Document page data:
╔══

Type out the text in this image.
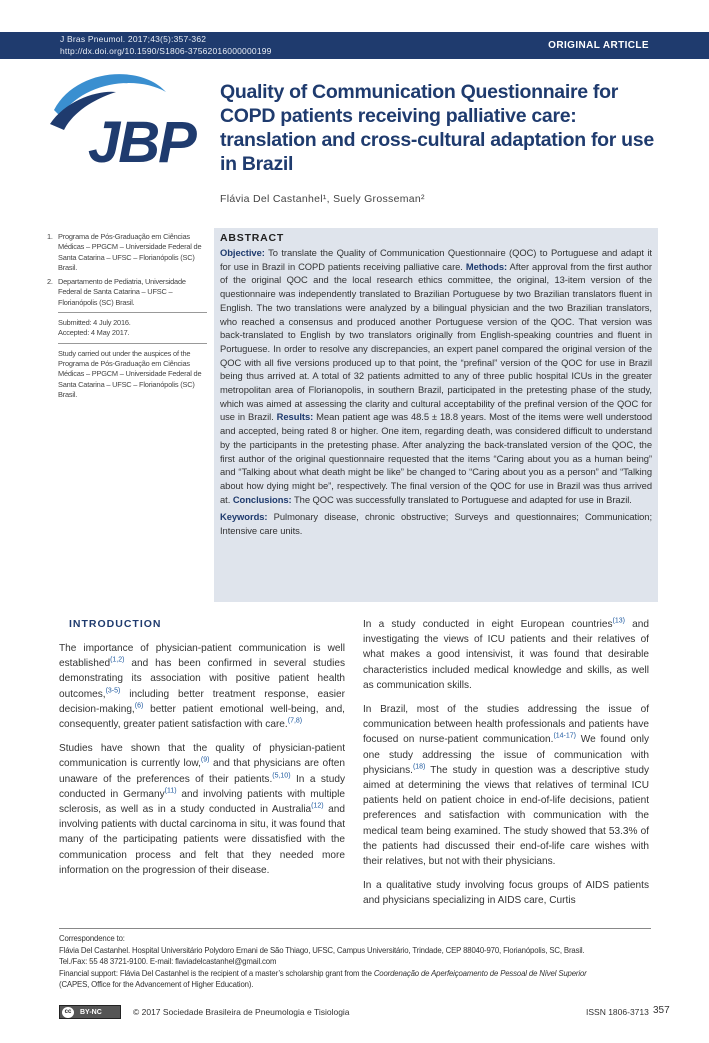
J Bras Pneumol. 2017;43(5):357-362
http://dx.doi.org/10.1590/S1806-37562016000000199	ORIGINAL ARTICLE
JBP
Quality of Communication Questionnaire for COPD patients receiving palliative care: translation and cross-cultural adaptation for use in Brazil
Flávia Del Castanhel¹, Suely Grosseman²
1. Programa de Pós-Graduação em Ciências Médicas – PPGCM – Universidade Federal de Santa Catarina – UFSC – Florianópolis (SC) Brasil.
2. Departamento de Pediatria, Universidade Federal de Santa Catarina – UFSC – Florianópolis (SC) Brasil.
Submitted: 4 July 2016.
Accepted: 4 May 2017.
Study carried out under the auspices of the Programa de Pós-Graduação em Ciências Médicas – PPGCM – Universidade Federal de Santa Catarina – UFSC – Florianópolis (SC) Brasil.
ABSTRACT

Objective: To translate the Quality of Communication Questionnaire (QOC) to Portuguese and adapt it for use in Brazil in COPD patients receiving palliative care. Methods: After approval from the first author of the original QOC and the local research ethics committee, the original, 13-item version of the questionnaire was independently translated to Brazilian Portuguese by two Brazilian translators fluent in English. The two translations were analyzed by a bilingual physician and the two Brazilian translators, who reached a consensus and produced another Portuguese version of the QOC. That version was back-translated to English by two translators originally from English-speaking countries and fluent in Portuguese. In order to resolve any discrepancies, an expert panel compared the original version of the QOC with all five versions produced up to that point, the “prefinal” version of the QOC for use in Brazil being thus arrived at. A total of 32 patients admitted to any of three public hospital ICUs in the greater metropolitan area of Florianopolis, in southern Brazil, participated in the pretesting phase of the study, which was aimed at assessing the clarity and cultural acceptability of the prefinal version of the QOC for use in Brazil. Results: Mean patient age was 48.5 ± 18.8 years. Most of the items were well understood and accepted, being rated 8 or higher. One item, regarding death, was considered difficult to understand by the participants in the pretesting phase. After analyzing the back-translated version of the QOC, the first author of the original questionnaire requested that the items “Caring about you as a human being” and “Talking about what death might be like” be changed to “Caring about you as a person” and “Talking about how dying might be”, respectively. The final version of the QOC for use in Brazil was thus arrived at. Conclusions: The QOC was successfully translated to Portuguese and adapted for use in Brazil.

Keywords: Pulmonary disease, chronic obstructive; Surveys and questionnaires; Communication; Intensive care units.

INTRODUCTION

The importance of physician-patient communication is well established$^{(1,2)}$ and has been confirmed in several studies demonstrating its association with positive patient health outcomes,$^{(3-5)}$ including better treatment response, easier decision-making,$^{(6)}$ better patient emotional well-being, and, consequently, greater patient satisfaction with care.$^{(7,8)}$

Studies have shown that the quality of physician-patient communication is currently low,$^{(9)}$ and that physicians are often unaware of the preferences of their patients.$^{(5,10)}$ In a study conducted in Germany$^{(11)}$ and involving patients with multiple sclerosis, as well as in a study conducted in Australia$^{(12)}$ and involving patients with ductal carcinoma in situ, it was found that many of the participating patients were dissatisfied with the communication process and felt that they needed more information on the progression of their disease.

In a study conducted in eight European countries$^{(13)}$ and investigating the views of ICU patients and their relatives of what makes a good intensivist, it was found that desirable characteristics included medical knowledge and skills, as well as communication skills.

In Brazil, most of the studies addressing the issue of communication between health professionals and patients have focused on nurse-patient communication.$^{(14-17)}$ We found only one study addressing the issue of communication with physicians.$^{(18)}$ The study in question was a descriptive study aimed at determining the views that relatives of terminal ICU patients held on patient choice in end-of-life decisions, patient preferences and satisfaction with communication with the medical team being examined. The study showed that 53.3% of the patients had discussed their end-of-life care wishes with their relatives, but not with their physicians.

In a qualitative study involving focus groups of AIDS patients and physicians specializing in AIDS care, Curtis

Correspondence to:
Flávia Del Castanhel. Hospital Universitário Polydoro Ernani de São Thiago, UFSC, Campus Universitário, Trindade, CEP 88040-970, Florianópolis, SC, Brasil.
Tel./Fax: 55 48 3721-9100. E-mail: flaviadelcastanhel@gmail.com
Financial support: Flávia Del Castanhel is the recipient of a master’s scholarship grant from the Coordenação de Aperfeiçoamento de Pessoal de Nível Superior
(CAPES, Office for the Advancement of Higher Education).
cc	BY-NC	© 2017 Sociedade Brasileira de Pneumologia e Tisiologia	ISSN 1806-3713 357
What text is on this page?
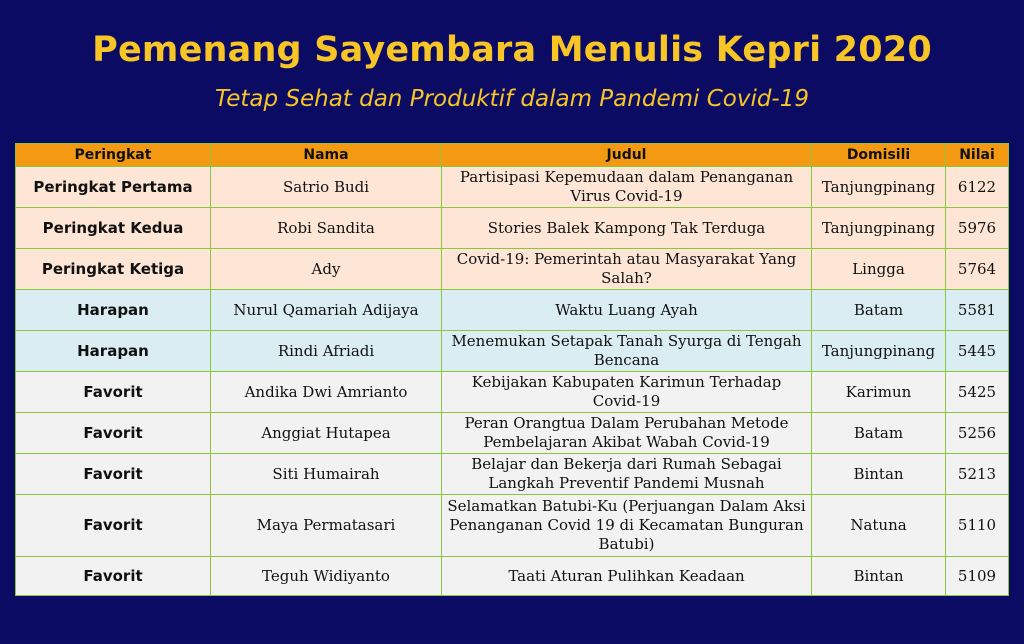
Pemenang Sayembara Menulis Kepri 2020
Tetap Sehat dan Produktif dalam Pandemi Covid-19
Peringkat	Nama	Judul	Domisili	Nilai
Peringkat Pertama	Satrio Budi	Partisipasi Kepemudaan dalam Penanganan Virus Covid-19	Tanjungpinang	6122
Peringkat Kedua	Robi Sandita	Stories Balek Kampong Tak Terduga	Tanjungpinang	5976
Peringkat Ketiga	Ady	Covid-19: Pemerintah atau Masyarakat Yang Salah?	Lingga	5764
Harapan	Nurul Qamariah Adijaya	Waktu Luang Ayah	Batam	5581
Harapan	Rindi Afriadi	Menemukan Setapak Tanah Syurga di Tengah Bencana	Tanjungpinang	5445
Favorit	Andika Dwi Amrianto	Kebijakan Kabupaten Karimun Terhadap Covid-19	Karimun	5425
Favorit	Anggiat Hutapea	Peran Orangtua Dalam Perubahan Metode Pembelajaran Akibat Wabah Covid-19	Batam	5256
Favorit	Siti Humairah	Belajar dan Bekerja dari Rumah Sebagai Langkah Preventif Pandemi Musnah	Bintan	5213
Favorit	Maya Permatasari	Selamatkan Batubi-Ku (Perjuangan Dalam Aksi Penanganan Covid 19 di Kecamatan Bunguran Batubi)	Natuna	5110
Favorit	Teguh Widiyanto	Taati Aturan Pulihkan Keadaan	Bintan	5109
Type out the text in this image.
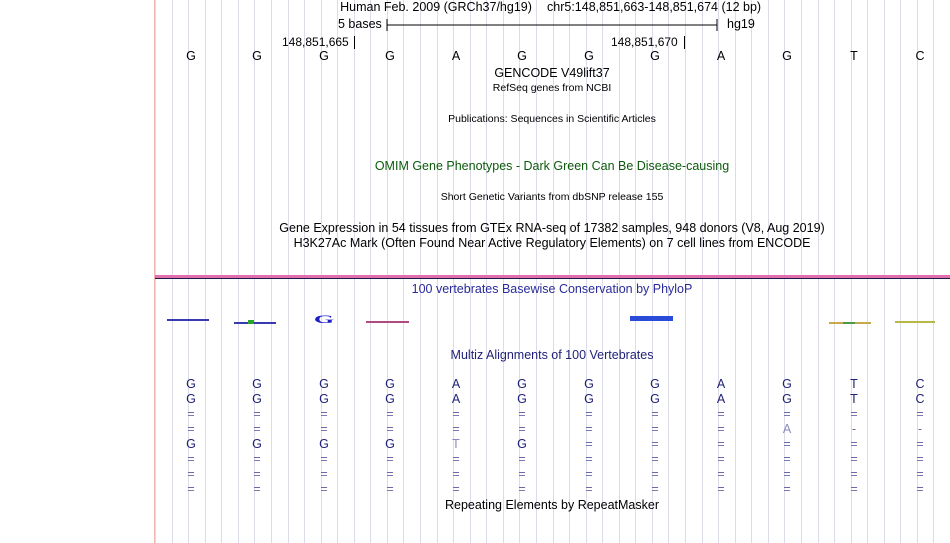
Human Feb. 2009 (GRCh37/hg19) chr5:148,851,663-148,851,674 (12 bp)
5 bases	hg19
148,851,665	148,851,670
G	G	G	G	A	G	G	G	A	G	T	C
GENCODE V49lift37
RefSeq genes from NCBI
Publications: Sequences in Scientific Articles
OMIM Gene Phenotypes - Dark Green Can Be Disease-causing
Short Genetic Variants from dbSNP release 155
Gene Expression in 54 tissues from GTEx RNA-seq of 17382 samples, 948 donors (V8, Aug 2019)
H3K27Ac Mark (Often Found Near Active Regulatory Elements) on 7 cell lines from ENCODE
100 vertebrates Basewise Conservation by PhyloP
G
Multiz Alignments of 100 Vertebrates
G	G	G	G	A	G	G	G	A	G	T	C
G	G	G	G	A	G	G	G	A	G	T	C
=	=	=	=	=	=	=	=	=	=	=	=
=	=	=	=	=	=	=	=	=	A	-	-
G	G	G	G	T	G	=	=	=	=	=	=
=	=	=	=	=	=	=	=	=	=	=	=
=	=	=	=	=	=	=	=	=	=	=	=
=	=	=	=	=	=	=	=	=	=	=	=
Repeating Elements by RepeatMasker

╚══

Goal of the exercise: What is needed here is an exact transcription of every record above, with images excluded.

Exercise result:
Type out the text in this image.
J Bras Pneumol. 2017;43(5):357-362
http://dx.doi.org/10.1590/S1806-37562016000000199	ORIGINAL ARTICLE
JBP
Quality of Communication Questionnaire for COPD patients receiving palliative care: translation and cross-cultural adaptation for use in Brazil
Flávia Del Castanhel¹, Suely Grosseman²
1. Programa de Pós-Graduação em Ciências Médicas – PPGCM – Universidade Federal de Santa Catarina – UFSC – Florianópolis (SC) Brasil.
2. Departamento de Pediatria, Universidade Federal de Santa Catarina – UFSC – Florianópolis (SC) Brasil.
Submitted: 4 July 2016.
Accepted: 4 May 2017.
Study carried out under the auspices of the Programa de Pós-Graduação em Ciências Médicas – PPGCM – Universidade Federal de Santa Catarina – UFSC – Florianópolis (SC) Brasil.
ABSTRACT

Objective: To translate the Quality of Communication Questionnaire (QOC) to Portuguese and adapt it for use in Brazil in COPD patients receiving palliative care. Methods: After approval from the first author of the original QOC and the local research ethics committee, the original, 13-item version of the questionnaire was independently translated to Brazilian Portuguese by two Brazilian translators fluent in English. The two translations were analyzed by a bilingual physician and the two Brazilian translators, who reached a consensus and produced another Portuguese version of the QOC. That version was back-translated to English by two translators originally from English-speaking countries and fluent in Portuguese. In order to resolve any discrepancies, an expert panel compared the original version of the QOC with all five versions produced up to that point, the “prefinal” version of the QOC for use in Brazil being thus arrived at. A total of 32 patients admitted to any of three public hospital ICUs in the greater metropolitan area of Florianopolis, in southern Brazil, participated in the pretesting phase of the study, which was aimed at assessing the clarity and cultural acceptability of the prefinal version of the QOC for use in Brazil. Results: Mean patient age was 48.5 ± 18.8 years. Most of the items were well understood and accepted, being rated 8 or higher. One item, regarding death, was considered difficult to understand by the participants in the pretesting phase. After analyzing the back-translated version of the QOC, the first author of the original questionnaire requested that the items “Caring about you as a human being” and “Talking about what death might be like” be changed to “Caring about you as a person” and “Talking about how dying might be”, respectively. The final version of the QOC for use in Brazil was thus arrived at. Conclusions: The QOC was successfully translated to Portuguese and adapted for use in Brazil.

Keywords: Pulmonary disease, chronic obstructive; Surveys and questionnaires; Communication; Intensive care units.

INTRODUCTION

The importance of physician-patient communication is well established$^{(1,2)}$ and has been confirmed in several studies demonstrating its association with positive patient health outcomes,$^{(3-5)}$ including better treatment response, easier decision-making,$^{(6)}$ better patient emotional well-being, and, consequently, greater patient satisfaction with care.$^{(7,8)}$

Studies have shown that the quality of physician-patient communication is currently low,$^{(9)}$ and that physicians are often unaware of the preferences of their patients.$^{(5,10)}$ In a study conducted in Germany$^{(11)}$ and involving patients with multiple sclerosis, as well as in a study conducted in Australia$^{(12)}$ and involving patients with ductal carcinoma in situ, it was found that many of the participating patients were dissatisfied with the communication process and felt that they needed more information on the progression of their disease.

In a study conducted in eight European countries$^{(13)}$ and investigating the views of ICU patients and their relatives of what makes a good intensivist, it was found that desirable characteristics included medical knowledge and skills, as well as communication skills.

In Brazil, most of the studies addressing the issue of communication between health professionals and patients have focused on nurse-patient communication.$^{(14-17)}$ We found only one study addressing the issue of communication with physicians.$^{(18)}$ The study in question was a descriptive study aimed at determining the views that relatives of terminal ICU patients held on patient choice in end-of-life decisions, patient preferences and satisfaction with communication with the medical team being examined. The study showed that 53.3% of the patients had discussed their end-of-life care wishes with their relatives, but not with their physicians.

In a qualitative study involving focus groups of AIDS patients and physicians specializing in AIDS care, Curtis

Correspondence to:
Flávia Del Castanhel. Hospital Universitário Polydoro Ernani de São Thiago, UFSC, Campus Universitário, Trindade, CEP 88040-970, Florianópolis, SC, Brasil.
Tel./Fax: 55 48 3721-9100. E-mail: flaviadelcastanhel@gmail.com
Financial support: Flávia Del Castanhel is the recipient of a master’s scholarship grant from the Coordenação de Aperfeiçoamento de Pessoal de Nível Superior
(CAPES, Office for the Advancement of Higher Education).
cc	BY-NC	© 2017 Sociedade Brasileira de Pneumologia e Tisiologia	ISSN 1806-3713 357
What text is on this page?
Pemenang Sayembara Menulis Kepri 2020
Tetap Sehat dan Produktif dalam Pandemi Covid-19
Peringkat	Nama	Judul	Domisili	Nilai
Peringkat Pertama	Satrio Budi	Partisipasi Kepemudaan dalam Penanganan Virus Covid-19	Tanjungpinang	6122
Peringkat Kedua	Robi Sandita	Stories Balek Kampong Tak Terduga	Tanjungpinang	5976
Peringkat Ketiga	Ady	Covid-19: Pemerintah atau Masyarakat Yang Salah?	Lingga	5764
Harapan	Nurul Qamariah Adijaya	Waktu Luang Ayah	Batam	5581
Harapan	Rindi Afriadi	Menemukan Setapak Tanah Syurga di Tengah Bencana	Tanjungpinang	5445
Favorit	Andika Dwi Amrianto	Kebijakan Kabupaten Karimun Terhadap Covid-19	Karimun	5425
Favorit	Anggiat Hutapea	Peran Orangtua Dalam Perubahan Metode Pembelajaran Akibat Wabah Covid-19	Batam	5256
Favorit	Siti Humairah	Belajar dan Bekerja dari Rumah Sebagai Langkah Preventif Pandemi Musnah	Bintan	5213
Favorit	Maya Permatasari	Selamatkan Batubi-Ku (Perjuangan Dalam Aksi Penanganan Covid 19 di Kecamatan Bunguran Batubi)	Natuna	5110
Favorit	Teguh Widiyanto	Taati Aturan Pulihkan Keadaan	Bintan	5109
Type out the text in this image.
Human Feb. 2009 (GRCh37/hg19) chr5:148,851,663-148,851,674 (12 bp)
5 bases	hg19
148,851,665	148,851,670
G	G	G	G	A	G	G	G	A	G	T	C
GENCODE V49lift37
RefSeq genes from NCBI
Publications: Sequences in Scientific Articles
OMIM Gene Phenotypes - Dark Green Can Be Disease-causing
Short Genetic Variants from dbSNP release 155
Gene Expression in 54 tissues from GTEx RNA-seq of 17382 samples, 948 donors (V8, Aug 2019)
H3K27Ac Mark (Often Found Near Active Regulatory Elements) on 7 cell lines from ENCODE
100 vertebrates Basewise Conservation by PhyloP
G
Multiz Alignments of 100 Vertebrates
G	G	G	G	A	G	G	G	A	G	T	C
G	G	G	G	A	G	G	G	A	G	T	C
=	=	=	=	=	=	=	=	=	=	=	=
=	=	=	=	=	=	=	=	=	A	-	-
G	G	G	G	T	G	=	=	=	=	=	=
=	=	=	=	=	=	=	=	=	=	=	=
=	=	=	=	=	=	=	=	=	=	=	=
=	=	=	=	=	=	=	=	=	=	=	=
Repeating Elements by RepeatMasker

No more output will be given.